======== Exercise materials

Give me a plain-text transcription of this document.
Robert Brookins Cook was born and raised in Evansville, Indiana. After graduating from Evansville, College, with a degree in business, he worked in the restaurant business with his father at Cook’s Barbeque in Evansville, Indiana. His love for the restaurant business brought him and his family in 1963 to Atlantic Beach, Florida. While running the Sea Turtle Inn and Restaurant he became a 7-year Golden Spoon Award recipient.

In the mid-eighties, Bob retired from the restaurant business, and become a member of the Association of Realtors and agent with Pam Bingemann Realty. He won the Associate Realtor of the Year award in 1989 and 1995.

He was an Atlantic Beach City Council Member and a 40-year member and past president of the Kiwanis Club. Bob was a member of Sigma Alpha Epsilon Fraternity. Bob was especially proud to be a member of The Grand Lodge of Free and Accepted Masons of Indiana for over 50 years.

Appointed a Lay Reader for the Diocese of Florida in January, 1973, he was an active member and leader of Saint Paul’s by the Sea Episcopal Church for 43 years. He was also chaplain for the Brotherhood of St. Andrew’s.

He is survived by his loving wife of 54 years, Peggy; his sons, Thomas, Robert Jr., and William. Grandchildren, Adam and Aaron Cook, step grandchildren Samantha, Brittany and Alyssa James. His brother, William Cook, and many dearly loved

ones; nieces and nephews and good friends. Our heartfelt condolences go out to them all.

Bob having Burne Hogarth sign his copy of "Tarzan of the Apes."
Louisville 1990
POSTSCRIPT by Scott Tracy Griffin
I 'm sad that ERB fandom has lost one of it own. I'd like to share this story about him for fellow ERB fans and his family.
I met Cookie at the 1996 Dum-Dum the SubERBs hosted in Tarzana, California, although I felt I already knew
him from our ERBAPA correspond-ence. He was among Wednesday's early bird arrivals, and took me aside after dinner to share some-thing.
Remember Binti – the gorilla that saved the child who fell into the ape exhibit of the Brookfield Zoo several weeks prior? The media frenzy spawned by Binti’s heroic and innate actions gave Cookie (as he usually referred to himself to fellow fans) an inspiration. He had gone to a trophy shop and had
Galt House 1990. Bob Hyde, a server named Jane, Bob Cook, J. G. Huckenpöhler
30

================

§ Aim: Scan the material above. Copy each line where "with" occurs.

§ Finished exercise:
Robert Brookins Cook was born and raised in Evansville, Indiana. After graduating from Evansville, College, with a degree in business, he worked in the restaurant business with his father at Cook’s Barbeque in Evansville, Indiana. His love for the restaurant business brought him and his family in 1963 to Atlantic Beach, Florida. While running the Sea Turtle Inn and Restaurant he became a 7-year Golden Spoon Award recipient.
In the mid-eighties, Bob retired from the restaurant business, and become a member of the Association of Realtors and agent with Pam Bingemann Realty. He won the Associate Realtor of the Year award in 1989 and 1995.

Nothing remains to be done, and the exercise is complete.